• _OBJECTIVE_:
Return every record verbatim.

Source records
□ □ □ □

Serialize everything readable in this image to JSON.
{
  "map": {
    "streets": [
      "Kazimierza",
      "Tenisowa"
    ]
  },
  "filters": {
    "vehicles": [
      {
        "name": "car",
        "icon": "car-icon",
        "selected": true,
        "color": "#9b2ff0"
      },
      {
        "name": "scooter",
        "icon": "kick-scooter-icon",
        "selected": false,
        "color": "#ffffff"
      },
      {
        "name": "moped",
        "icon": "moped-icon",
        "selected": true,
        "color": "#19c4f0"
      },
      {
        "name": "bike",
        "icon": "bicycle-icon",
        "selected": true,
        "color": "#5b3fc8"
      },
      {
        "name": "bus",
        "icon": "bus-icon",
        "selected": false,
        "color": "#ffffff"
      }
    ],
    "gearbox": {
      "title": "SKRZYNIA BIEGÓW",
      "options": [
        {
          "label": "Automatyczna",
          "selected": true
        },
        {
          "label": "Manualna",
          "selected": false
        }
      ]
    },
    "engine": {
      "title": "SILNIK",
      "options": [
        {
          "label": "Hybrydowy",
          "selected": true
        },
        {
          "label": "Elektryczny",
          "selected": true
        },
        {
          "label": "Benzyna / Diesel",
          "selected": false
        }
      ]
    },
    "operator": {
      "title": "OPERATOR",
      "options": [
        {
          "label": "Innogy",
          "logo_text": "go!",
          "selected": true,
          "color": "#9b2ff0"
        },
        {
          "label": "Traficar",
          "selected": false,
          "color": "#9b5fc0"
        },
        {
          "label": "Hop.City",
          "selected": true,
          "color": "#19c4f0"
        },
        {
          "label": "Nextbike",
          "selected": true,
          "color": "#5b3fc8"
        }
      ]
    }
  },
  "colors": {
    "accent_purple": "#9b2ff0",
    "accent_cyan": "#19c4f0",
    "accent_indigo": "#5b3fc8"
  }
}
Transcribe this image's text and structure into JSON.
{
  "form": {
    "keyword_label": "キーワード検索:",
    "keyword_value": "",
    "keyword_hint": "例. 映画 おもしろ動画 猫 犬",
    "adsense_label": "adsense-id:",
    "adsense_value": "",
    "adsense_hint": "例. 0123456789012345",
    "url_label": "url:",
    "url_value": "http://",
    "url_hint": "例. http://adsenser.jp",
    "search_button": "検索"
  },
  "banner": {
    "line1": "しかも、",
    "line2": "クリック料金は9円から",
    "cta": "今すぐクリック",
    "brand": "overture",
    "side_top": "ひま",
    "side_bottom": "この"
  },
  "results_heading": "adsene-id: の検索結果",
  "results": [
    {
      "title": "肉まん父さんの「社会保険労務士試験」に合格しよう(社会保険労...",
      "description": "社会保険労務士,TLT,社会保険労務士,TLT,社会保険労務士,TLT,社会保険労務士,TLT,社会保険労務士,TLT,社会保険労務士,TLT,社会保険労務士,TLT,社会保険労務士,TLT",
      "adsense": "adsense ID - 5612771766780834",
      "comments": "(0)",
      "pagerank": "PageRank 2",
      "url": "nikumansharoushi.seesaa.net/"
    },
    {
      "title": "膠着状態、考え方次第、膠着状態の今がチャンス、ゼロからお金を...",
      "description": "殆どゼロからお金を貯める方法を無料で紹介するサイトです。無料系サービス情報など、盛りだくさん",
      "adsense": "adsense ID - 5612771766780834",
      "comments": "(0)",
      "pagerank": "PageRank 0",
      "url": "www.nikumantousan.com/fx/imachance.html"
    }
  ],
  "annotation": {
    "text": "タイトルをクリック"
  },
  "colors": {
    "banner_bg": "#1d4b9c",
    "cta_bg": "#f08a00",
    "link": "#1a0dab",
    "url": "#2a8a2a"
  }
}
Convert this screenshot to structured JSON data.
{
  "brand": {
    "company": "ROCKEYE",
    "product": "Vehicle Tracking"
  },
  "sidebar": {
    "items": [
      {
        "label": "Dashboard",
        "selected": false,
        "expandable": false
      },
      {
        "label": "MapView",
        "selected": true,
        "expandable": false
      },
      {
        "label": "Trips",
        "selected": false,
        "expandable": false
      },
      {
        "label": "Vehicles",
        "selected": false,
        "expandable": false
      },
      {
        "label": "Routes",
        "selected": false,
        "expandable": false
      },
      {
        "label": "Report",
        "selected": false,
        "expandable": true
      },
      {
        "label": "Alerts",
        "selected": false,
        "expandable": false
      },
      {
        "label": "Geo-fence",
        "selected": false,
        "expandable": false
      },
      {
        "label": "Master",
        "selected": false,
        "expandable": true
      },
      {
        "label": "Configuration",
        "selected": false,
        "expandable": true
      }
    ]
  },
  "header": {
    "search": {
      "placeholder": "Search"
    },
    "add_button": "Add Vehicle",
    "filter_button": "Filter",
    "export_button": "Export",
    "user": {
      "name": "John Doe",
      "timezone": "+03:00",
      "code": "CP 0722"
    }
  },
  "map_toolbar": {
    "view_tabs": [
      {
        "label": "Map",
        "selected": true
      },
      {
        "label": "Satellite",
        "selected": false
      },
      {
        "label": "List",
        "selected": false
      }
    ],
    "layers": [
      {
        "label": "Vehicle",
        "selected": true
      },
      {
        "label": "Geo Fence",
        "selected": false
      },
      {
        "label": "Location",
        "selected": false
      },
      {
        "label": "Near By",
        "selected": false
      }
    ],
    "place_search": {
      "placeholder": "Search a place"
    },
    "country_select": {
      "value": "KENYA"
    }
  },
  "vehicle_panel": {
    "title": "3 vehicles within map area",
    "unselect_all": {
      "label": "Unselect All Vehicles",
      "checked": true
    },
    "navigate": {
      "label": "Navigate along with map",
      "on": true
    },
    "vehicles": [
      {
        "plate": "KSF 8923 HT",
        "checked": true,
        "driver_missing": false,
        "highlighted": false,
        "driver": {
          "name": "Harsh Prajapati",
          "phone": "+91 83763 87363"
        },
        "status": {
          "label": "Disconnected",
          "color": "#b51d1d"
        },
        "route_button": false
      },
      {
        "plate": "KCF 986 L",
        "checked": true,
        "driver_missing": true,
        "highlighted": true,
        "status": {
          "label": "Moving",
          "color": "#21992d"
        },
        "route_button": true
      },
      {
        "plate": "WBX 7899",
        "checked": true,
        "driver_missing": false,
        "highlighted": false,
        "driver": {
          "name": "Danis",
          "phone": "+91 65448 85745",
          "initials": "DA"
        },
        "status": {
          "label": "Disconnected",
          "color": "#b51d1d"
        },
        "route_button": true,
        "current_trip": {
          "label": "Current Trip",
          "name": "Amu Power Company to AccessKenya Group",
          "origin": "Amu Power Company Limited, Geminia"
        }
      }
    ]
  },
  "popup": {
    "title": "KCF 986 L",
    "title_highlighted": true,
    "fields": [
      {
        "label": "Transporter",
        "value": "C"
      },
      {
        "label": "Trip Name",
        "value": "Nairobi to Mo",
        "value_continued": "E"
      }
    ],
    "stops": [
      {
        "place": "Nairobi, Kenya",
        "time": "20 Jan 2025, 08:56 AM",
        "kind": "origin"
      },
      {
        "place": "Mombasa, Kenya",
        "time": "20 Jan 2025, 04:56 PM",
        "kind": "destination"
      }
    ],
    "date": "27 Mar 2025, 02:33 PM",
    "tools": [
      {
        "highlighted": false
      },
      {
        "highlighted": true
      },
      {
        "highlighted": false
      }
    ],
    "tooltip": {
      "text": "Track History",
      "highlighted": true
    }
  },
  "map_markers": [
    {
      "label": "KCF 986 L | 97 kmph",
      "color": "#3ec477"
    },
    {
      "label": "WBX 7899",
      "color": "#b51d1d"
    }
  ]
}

□ □ □ □

• _SOLUTION FOR THIS PROBLEM_:
Serialize everything readable in this image to JSON.
{
  "map": {
    "streets": [
      "Kazimierza",
      "Tenisowa"
    ]
  },
  "filters": {
    "vehicles": [
      {
        "name": "car",
        "icon": "car-icon",
        "selected": true,
        "color": "#9b2ff0"
      },
      {
        "name": "scooter",
        "icon": "kick-scooter-icon",
        "selected": false,
        "color": "#ffffff"
      },
      {
        "name": "moped",
        "icon": "moped-icon",
        "selected": true,
        "color": "#19c4f0"
      },
      {
        "name": "bike",
        "icon": "bicycle-icon",
        "selected": true,
        "color": "#5b3fc8"
      },
      {
        "name": "bus",
        "icon": "bus-icon",
        "selected": false,
        "color": "#ffffff"
      }
    ],
    "gearbox": {
      "title": "SKRZYNIA BIEGÓW",
      "options": [
        {
          "label": "Automatyczna",
          "selected": true
        },
        {
          "label": "Manualna",
          "selected": false
        }
      ]
    },
    "engine": {
      "title": "SILNIK",
      "options": [
        {
          "label": "Hybrydowy",
          "selected": true
        },
        {
          "label": "Elektryczny",
          "selected": true
        },
        {
          "label": "Benzyna / Diesel",
          "selected": false
        }
      ]
    },
    "operator": {
      "title": "OPERATOR",
      "options": [
        {
          "label": "Innogy",
          "logo_text": "go!",
          "selected": true,
          "color": "#9b2ff0"
        },
        {
          "label": "Traficar",
          "selected": false,
          "color": "#9b5fc0"
        },
        {
          "label": "Hop.City",
          "selected": true,
          "color": "#19c4f0"
        },
        {
          "label": "Nextbike",
          "selected": true,
          "color": "#5b3fc8"
        }
      ]
    }
  },
  "colors": {
    "accent_purple": "#9b2ff0",
    "accent_cyan": "#19c4f0",
    "accent_indigo": "#5b3fc8"
  }
}
Transcribe this image's text and structure into JSON.
{
  "form": {
    "keyword_label": "キーワード検索:",
    "keyword_value": "",
    "keyword_hint": "例. 映画 おもしろ動画 猫 犬",
    "adsense_label": "adsense-id:",
    "adsense_value": "",
    "adsense_hint": "例. 0123456789012345",
    "url_label": "url:",
    "url_value": "http://",
    "url_hint": "例. http://adsenser.jp",
    "search_button": "検索"
  },
  "banner": {
    "line1": "しかも、",
    "line2": "クリック料金は9円から",
    "cta": "今すぐクリック",
    "brand": "overture",
    "side_top": "ひま",
    "side_bottom": "この"
  },
  "results_heading": "adsene-id: の検索結果",
  "results": [
    {
      "title": "肉まん父さんの「社会保険労務士試験」に合格しよう(社会保険労...",
      "description": "社会保険労務士,TLT,社会保険労務士,TLT,社会保険労務士,TLT,社会保険労務士,TLT,社会保険労務士,TLT,社会保険労務士,TLT,社会保険労務士,TLT,社会保険労務士,TLT",
      "adsense": "adsense ID - 5612771766780834",
      "comments": "(0)",
      "pagerank": "PageRank 2",
      "url": "nikumansharoushi.seesaa.net/"
    },
    {
      "title": "膠着状態、考え方次第、膠着状態の今がチャンス、ゼロからお金を...",
      "description": "殆どゼロからお金を貯める方法を無料で紹介するサイトです。無料系サービス情報など、盛りだくさん",
      "adsense": "adsense ID - 5612771766780834",
      "comments": "(0)",
      "pagerank": "PageRank 0",
      "url": "www.nikumantousan.com/fx/imachance.html"
    }
  ],
  "annotation": {
    "text": "タイトルをクリック"
  },
  "colors": {
    "banner_bg": "#1d4b9c",
    "cta_bg": "#f08a00",
    "link": "#1a0dab",
    "url": "#2a8a2a"
  }
}
Convert this screenshot to structured JSON data.
{
  "brand": {
    "company": "ROCKEYE",
    "product": "Vehicle Tracking"
  },
  "sidebar": {
    "items": [
      {
        "label": "Dashboard",
        "selected": false,
        "expandable": false
      },
      {
        "label": "MapView",
        "selected": true,
        "expandable": false
      },
      {
        "label": "Trips",
        "selected": false,
        "expandable": false
      },
      {
        "label": "Vehicles",
        "selected": false,
        "expandable": false
      },
      {
        "label": "Routes",
        "selected": false,
        "expandable": false
      },
      {
        "label": "Report",
        "selected": false,
        "expandable": true
      },
      {
        "label": "Alerts",
        "selected": false,
        "expandable": false
      },
      {
        "label": "Geo-fence",
        "selected": false,
        "expandable": false
      },
      {
        "label": "Master",
        "selected": false,
        "expandable": true
      },
      {
        "label": "Configuration",
        "selected": false,
        "expandable": true
      }
    ]
  },
  "header": {
    "search": {
      "placeholder": "Search"
    },
    "add_button": "Add Vehicle",
    "filter_button": "Filter",
    "export_button": "Export",
    "user": {
      "name": "John Doe",
      "timezone": "+03:00",
      "code": "CP 0722"
    }
  },
  "map_toolbar": {
    "view_tabs": [
      {
        "label": "Map",
        "selected": true
      },
      {
        "label": "Satellite",
        "selected": false
      },
      {
        "label": "List",
        "selected": false
      }
    ],
    "layers": [
      {
        "label": "Vehicle",
        "selected": true
      },
      {
        "label": "Geo Fence",
        "selected": false
      },
      {
        "label": "Location",
        "selected": false
      },
      {
        "label": "Near By",
        "selected": false
      }
    ],
    "place_search": {
      "placeholder": "Search a place"
    },
    "country_select": {
      "value": "KENYA"
    }
  },
  "vehicle_panel": {
    "title": "3 vehicles within map area",
    "unselect_all": {
      "label": "Unselect All Vehicles",
      "checked": true
    },
    "navigate": {
      "label": "Navigate along with map",
      "on": true
    },
    "vehicles": [
      {
        "plate": "KSF 8923 HT",
        "checked": true,
        "driver_missing": false,
        "highlighted": false,
        "driver": {
          "name": "Harsh Prajapati",
          "phone": "+91 83763 87363"
        },
        "status": {
          "label": "Disconnected",
          "color": "#b51d1d"
        },
        "route_button": false
      },
      {
        "plate": "KCF 986 L",
        "checked": true,
        "driver_missing": true,
        "highlighted": true,
        "status": {
          "label": "Moving",
          "color": "#21992d"
        },
        "route_button": true
      },
      {
        "plate": "WBX 7899",
        "checked": true,
        "driver_missing": false,
        "highlighted": false,
        "driver": {
          "name": "Danis",
          "phone": "+91 65448 85745",
          "initials": "DA"
        },
        "status": {
          "label": "Disconnected",
          "color": "#b51d1d"
        },
        "route_button": true,
        "current_trip": {
          "label": "Current Trip",
          "name": "Amu Power Company to AccessKenya Group",
          "origin": "Amu Power Company Limited, Geminia"
        }
      }
    ]
  },
  "popup": {
    "title": "KCF 986 L",
    "title_highlighted": true,
    "fields": [
      {
        "label": "Transporter",
        "value": "C"
      },
      {
        "label": "Trip Name",
        "value": "Nairobi to Mo",
        "value_continued": "E"
      }
    ],
    "stops": [
      {
        "place": "Nairobi, Kenya",
        "time": "20 Jan 2025, 08:56 AM",
        "kind": "origin"
      },
      {
        "place": "Mombasa, Kenya",
        "time": "20 Jan 2025, 04:56 PM",
        "kind": "destination"
      }
    ],
    "date": "27 Mar 2025, 02:33 PM",
    "tools": [
      {
        "highlighted": false
      },
      {
        "highlighted": true
      },
      {
        "highlighted": false
      }
    ],
    "tooltip": {
      "text": "Track History",
      "highlighted": true
    }
  },
  "map_markers": [
    {
      "label": "KCF 986 L | 97 kmph",
      "color": "#3ec477"
    },
    {
      "label": "WBX 7899",
      "color": "#b51d1d"
    }
  ]
}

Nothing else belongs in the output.